-- TASK INSTRUCTIONS --
Every line with the word "Товариства" in it should be extracted from the data that follows.

-- RECORDS FOR THE EXERCISE --
%%
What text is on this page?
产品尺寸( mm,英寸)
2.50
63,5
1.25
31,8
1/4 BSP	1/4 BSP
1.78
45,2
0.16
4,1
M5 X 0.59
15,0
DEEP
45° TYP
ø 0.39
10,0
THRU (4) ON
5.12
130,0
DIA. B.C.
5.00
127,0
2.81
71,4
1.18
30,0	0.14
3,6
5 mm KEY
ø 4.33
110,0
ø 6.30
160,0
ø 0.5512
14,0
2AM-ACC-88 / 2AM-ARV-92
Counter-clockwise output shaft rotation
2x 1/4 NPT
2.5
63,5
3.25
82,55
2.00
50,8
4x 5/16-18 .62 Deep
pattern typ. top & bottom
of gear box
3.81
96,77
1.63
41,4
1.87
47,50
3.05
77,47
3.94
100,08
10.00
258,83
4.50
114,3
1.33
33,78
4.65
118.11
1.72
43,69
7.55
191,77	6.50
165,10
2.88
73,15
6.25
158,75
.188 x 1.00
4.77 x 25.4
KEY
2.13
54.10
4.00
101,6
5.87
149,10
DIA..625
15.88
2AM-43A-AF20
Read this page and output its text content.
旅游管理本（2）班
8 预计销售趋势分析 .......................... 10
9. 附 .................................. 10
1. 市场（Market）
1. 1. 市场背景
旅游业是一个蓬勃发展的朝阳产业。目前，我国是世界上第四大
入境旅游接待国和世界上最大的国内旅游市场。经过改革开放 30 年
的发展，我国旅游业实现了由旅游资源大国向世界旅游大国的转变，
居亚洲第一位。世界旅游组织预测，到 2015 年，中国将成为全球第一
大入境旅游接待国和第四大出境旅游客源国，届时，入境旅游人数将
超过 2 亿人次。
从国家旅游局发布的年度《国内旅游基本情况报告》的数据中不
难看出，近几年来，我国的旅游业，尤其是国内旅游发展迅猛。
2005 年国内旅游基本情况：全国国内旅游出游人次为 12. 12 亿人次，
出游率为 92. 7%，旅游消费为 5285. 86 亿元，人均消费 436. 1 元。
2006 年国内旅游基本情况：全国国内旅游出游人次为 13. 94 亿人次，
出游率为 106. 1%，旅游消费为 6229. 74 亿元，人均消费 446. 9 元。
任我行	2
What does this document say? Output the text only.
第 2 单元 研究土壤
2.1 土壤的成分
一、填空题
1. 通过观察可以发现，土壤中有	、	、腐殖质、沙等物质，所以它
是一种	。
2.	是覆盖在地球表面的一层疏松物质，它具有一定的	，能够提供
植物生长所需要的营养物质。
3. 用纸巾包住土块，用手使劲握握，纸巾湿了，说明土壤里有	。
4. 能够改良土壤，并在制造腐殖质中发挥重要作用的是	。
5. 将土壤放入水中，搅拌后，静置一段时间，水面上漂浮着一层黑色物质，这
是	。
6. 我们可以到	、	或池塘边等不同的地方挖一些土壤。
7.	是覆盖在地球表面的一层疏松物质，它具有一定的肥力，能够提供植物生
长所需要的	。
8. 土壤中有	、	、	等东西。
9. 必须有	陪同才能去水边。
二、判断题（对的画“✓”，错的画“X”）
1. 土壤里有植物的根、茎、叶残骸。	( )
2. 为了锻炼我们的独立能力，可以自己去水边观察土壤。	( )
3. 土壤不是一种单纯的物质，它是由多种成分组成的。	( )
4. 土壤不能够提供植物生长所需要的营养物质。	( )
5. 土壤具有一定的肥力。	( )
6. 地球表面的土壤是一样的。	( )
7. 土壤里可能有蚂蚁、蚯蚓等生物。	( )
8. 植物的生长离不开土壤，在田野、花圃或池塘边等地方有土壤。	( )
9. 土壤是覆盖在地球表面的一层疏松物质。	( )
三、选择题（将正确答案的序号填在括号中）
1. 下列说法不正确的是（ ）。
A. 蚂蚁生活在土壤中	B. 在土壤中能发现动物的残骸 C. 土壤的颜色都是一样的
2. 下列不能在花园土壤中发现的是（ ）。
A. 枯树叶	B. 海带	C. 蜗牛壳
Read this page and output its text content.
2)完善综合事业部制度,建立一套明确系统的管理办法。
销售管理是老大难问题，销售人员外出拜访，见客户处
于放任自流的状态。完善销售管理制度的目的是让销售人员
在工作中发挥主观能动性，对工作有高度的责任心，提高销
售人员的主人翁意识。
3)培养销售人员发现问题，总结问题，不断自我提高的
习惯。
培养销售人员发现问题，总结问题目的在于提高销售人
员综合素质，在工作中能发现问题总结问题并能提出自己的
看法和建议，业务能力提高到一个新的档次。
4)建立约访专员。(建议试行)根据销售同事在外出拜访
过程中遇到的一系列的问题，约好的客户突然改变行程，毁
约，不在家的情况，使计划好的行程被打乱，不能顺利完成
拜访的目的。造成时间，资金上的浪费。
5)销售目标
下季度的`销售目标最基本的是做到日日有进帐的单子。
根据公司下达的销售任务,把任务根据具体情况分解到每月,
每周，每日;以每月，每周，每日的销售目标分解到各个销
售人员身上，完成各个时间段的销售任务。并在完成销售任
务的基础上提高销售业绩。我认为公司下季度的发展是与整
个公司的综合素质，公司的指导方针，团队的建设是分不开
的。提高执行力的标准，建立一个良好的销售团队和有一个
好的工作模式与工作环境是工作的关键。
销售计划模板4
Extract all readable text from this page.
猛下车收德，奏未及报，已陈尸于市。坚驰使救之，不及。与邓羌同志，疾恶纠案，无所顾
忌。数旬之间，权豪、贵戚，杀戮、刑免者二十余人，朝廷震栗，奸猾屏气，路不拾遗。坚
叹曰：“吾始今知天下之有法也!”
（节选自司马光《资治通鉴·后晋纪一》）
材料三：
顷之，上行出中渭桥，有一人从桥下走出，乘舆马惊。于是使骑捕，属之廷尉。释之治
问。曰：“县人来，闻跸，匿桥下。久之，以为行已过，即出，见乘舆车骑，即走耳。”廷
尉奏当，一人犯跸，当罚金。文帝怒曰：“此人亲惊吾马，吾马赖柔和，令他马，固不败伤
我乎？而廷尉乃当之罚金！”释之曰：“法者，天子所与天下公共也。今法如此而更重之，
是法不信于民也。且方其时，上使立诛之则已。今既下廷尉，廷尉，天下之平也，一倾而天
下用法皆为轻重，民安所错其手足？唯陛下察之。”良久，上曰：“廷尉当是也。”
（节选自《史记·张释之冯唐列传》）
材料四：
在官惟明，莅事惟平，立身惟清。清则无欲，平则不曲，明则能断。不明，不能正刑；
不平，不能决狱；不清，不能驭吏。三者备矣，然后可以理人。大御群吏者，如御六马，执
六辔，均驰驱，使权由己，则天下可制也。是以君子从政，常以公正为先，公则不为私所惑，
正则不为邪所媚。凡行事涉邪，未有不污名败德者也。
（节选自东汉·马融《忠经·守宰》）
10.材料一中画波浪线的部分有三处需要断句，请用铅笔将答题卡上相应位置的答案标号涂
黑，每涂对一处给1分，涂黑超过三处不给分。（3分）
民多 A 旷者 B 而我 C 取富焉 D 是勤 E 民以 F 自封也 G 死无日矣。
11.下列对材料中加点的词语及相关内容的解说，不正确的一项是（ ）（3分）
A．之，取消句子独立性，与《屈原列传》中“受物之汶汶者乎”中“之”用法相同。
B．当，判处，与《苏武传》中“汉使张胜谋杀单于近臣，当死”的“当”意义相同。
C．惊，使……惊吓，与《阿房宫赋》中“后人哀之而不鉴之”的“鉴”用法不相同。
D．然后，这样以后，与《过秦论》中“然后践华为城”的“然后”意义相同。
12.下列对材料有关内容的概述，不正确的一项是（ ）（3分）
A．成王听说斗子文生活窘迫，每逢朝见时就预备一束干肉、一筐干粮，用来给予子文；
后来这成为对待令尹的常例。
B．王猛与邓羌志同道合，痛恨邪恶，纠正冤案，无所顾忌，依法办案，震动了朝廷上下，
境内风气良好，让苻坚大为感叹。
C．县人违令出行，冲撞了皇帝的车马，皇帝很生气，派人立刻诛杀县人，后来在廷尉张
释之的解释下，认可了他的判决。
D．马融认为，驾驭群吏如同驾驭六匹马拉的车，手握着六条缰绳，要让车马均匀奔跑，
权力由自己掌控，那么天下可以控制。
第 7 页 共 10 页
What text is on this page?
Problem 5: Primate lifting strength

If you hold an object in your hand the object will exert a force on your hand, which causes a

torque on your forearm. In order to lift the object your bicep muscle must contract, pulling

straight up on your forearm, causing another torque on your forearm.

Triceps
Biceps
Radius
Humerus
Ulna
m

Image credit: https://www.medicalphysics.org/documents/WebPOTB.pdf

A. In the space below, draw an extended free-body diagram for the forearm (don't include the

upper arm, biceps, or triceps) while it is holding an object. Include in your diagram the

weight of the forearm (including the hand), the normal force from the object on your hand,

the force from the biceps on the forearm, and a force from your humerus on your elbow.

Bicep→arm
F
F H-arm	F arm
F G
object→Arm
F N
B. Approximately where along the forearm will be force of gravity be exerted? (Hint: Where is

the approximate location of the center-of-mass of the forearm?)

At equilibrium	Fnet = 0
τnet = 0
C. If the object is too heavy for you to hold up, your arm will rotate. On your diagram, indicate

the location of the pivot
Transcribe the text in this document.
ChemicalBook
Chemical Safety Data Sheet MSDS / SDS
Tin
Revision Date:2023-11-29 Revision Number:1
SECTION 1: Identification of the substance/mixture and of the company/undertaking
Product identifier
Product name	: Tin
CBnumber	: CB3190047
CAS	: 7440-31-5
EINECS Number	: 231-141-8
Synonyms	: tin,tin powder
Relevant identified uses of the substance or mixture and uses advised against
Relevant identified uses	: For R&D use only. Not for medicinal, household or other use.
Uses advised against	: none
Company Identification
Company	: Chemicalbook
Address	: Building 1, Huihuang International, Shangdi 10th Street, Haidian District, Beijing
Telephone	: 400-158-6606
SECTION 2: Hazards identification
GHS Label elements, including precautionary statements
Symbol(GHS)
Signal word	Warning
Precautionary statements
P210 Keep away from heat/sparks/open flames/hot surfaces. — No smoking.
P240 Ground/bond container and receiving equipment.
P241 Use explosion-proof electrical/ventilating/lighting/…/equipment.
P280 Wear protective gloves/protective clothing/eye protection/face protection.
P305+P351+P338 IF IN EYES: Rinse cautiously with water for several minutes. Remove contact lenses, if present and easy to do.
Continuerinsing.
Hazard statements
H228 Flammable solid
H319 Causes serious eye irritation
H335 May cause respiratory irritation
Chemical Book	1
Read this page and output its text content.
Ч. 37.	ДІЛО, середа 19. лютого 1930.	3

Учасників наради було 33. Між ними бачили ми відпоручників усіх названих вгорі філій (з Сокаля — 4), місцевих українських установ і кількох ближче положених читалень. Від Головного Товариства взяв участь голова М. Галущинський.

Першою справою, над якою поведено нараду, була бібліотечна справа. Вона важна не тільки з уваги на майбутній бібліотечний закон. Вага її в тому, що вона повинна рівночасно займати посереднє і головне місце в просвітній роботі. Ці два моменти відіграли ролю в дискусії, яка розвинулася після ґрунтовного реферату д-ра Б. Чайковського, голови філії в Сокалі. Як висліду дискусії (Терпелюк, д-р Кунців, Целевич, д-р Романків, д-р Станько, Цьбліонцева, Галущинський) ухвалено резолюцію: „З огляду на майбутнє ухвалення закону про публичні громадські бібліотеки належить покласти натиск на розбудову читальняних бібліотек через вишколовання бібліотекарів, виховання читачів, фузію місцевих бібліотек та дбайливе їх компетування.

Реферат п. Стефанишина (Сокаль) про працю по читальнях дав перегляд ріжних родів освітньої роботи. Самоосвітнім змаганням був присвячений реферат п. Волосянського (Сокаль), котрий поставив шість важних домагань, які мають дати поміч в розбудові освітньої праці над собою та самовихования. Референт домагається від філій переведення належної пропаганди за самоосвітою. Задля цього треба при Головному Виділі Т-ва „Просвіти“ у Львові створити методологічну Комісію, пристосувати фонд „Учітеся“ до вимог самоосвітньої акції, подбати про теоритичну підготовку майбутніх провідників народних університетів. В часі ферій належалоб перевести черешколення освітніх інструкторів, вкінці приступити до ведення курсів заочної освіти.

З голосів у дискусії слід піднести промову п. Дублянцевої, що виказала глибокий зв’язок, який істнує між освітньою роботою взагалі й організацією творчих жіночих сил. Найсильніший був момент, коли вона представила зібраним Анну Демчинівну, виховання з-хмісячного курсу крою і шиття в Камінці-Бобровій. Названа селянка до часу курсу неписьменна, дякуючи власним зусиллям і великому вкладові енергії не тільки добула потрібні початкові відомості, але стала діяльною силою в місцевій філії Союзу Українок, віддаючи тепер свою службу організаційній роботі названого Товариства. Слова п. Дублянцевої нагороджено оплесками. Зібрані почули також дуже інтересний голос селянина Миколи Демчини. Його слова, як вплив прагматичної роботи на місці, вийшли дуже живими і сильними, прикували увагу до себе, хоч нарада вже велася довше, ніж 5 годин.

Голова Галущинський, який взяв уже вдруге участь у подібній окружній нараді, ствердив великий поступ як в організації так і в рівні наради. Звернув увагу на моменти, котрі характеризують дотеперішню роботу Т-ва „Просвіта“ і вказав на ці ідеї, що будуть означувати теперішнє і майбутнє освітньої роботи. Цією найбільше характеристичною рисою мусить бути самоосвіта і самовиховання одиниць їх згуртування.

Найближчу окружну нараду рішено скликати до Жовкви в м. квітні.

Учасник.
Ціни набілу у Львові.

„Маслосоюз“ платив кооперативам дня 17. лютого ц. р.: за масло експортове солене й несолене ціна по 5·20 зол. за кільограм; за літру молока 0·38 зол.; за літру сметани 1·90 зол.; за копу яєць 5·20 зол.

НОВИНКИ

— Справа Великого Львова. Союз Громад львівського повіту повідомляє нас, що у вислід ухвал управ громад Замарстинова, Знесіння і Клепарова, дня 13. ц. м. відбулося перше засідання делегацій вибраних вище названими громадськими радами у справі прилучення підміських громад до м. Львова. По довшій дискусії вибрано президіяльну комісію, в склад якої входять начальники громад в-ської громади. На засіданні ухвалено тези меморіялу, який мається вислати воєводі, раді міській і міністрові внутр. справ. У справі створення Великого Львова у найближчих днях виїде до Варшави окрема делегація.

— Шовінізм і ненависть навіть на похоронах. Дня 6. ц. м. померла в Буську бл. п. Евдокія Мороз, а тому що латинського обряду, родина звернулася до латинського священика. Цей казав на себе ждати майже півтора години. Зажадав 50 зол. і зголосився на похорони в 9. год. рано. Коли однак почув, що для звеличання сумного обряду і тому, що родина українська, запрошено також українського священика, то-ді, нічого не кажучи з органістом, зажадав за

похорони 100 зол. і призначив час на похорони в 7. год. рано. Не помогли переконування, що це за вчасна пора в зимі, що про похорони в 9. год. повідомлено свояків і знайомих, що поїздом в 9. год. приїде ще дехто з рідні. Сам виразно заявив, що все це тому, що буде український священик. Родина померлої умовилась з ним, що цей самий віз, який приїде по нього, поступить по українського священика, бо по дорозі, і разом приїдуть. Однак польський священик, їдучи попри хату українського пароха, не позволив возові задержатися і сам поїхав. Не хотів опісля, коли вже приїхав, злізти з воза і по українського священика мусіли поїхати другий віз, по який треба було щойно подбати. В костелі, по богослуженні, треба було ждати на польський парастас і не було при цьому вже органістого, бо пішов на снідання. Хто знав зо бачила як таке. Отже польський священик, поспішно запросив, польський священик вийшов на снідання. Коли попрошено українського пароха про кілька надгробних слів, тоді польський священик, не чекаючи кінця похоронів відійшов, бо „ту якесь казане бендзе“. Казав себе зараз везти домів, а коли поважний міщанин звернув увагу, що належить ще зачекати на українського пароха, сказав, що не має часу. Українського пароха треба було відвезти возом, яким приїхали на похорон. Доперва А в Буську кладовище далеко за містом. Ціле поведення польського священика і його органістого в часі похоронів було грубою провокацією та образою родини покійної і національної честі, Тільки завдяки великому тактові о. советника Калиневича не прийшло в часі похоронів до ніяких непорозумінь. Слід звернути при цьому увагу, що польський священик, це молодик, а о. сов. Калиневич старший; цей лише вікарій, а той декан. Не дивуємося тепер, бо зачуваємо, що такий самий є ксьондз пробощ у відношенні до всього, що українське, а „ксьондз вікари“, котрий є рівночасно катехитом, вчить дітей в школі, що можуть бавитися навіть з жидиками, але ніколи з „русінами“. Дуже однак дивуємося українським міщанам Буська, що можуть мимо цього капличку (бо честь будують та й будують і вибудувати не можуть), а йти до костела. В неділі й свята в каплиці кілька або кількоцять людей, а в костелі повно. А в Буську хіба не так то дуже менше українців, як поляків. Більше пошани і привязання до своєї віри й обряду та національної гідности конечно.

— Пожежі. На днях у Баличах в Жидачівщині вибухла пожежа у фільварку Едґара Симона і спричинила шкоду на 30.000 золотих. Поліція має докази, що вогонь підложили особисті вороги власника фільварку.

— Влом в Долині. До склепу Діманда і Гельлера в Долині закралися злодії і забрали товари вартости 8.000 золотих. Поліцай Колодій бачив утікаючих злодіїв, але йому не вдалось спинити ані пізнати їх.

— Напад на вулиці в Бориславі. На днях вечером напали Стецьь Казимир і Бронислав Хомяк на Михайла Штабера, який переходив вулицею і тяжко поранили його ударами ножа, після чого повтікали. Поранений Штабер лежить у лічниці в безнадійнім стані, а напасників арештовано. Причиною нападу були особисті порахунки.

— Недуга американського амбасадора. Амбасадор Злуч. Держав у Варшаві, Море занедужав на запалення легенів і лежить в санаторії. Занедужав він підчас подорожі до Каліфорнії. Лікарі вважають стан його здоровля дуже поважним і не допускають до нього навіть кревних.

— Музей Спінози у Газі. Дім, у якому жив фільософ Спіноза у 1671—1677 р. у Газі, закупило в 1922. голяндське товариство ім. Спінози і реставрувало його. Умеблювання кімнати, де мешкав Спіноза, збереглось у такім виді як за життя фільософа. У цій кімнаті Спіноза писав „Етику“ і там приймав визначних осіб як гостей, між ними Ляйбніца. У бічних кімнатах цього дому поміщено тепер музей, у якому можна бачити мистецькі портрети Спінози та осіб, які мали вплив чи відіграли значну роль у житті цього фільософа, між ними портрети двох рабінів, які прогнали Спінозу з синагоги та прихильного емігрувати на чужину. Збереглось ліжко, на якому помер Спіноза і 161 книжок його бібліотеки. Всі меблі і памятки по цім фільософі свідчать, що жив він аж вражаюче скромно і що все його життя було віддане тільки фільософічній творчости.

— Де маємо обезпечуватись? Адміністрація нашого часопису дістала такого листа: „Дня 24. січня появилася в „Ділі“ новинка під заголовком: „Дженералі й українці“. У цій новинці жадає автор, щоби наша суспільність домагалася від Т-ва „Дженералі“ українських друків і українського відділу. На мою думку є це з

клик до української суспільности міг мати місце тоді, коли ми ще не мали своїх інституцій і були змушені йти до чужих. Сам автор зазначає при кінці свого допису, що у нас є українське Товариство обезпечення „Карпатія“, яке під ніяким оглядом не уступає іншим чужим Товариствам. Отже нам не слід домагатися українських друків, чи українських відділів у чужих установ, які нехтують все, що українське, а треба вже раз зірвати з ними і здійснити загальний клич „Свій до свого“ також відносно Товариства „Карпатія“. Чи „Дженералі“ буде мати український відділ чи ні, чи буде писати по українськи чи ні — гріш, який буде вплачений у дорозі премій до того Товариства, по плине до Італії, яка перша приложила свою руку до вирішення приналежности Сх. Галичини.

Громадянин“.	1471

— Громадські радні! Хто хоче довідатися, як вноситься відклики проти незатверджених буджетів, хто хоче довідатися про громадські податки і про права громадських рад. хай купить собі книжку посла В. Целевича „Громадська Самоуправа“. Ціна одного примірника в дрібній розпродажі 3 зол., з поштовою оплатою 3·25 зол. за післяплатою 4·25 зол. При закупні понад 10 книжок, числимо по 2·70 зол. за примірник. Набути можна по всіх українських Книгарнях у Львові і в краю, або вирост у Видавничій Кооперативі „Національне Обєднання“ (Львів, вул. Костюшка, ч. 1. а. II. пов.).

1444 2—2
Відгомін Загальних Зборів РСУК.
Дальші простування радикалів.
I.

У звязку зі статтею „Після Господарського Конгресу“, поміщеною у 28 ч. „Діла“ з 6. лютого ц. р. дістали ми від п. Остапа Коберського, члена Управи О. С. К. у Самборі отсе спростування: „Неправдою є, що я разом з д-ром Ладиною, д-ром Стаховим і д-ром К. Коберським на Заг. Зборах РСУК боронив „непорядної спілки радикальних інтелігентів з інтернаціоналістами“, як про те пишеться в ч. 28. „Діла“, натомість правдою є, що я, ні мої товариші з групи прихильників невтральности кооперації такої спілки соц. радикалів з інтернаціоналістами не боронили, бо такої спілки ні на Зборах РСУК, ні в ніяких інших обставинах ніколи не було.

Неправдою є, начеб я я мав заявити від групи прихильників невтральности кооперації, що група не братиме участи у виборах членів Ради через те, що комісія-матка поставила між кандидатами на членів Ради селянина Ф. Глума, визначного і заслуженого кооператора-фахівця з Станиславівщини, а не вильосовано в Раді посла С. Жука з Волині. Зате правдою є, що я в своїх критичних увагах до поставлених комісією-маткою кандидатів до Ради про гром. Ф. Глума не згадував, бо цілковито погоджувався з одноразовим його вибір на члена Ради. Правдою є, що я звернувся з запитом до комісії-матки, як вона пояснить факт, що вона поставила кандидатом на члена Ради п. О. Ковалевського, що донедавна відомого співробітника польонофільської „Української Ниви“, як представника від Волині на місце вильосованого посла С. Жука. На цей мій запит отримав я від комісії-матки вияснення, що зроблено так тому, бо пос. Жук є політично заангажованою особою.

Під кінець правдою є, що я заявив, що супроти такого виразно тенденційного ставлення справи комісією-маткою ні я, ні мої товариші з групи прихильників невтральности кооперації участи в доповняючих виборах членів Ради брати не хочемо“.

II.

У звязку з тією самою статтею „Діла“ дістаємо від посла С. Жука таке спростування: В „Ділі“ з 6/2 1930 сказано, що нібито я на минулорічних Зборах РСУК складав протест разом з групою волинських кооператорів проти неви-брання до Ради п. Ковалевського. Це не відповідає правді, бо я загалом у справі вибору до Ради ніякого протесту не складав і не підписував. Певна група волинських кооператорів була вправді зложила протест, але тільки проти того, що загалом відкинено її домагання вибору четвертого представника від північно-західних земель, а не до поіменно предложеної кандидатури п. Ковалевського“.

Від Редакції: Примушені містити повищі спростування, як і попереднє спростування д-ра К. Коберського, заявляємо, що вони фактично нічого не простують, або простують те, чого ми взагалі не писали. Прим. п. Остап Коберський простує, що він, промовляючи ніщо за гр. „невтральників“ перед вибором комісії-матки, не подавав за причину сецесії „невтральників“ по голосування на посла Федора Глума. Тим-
%%
-- FINISHED TASK --
Учасників наради було 33. Між ними бачили ми відпоручників усіх названих вгорі філій (з Сокаля — 4), місцевих українських установ і кількох ближче положених читалень. Від Головного Товариства взяв участь голова М. Галущинський.
З голосів у дискусії слід піднести промову п. Дублянцевої, що виказала глибокий зв’язок, який істнує між освітньою роботою взагалі й організацією творчих жіночих сил. Найсильніший був момент, коли вона представила зібраним Анну Демчинівну, виховання з-хмісячного курсу крою і шиття в Камінці-Бобровій. Названа селянка до часу курсу неписьменна, дякуючи власним зусиллям і великому вкладові енергії не тільки добула потрібні початкові відомості, але стала діяльною силою в місцевій філії Союзу Українок, віддаючи тепер свою службу організаційній роботі названого Товариства. Слова п. Дублянцевої нагороджено оплесками. Зібрані почули також дуже інтересний голос селянина Миколи Демчини. Його слова, як вплив прагматичної роботи на місці, вийшли дуже живими і сильними, прикували увагу до себе, хоч нарада вже велася довше, ніж 5 годин.
клик до української суспільности міг мати місце тоді, коли ми ще не мали своїх інституцій і були змушені йти до чужих. Сам автор зазначає при кінці свого допису, що у нас є українське Товариство обезпечення „Карпатія“, яке під ніяким оглядом не уступає іншим чужим Товариствам. Отже нам не слід домагатися українських друків, чи українських відділів у чужих установ, які нехтують все, що українське, а треба вже раз зірвати з ними і здійснити загальний клич „Свій до свого“ також відносно Товариства „Карпатія“. Чи „Дженералі“ буде мати український відділ чи ні, чи буде писати по українськи чи ні — гріш, який буде вплачений у дорозі премій до того Товариства, по плине до Італії, яка перша приложила свою руку до вирішення приналежности Сх. Галичини.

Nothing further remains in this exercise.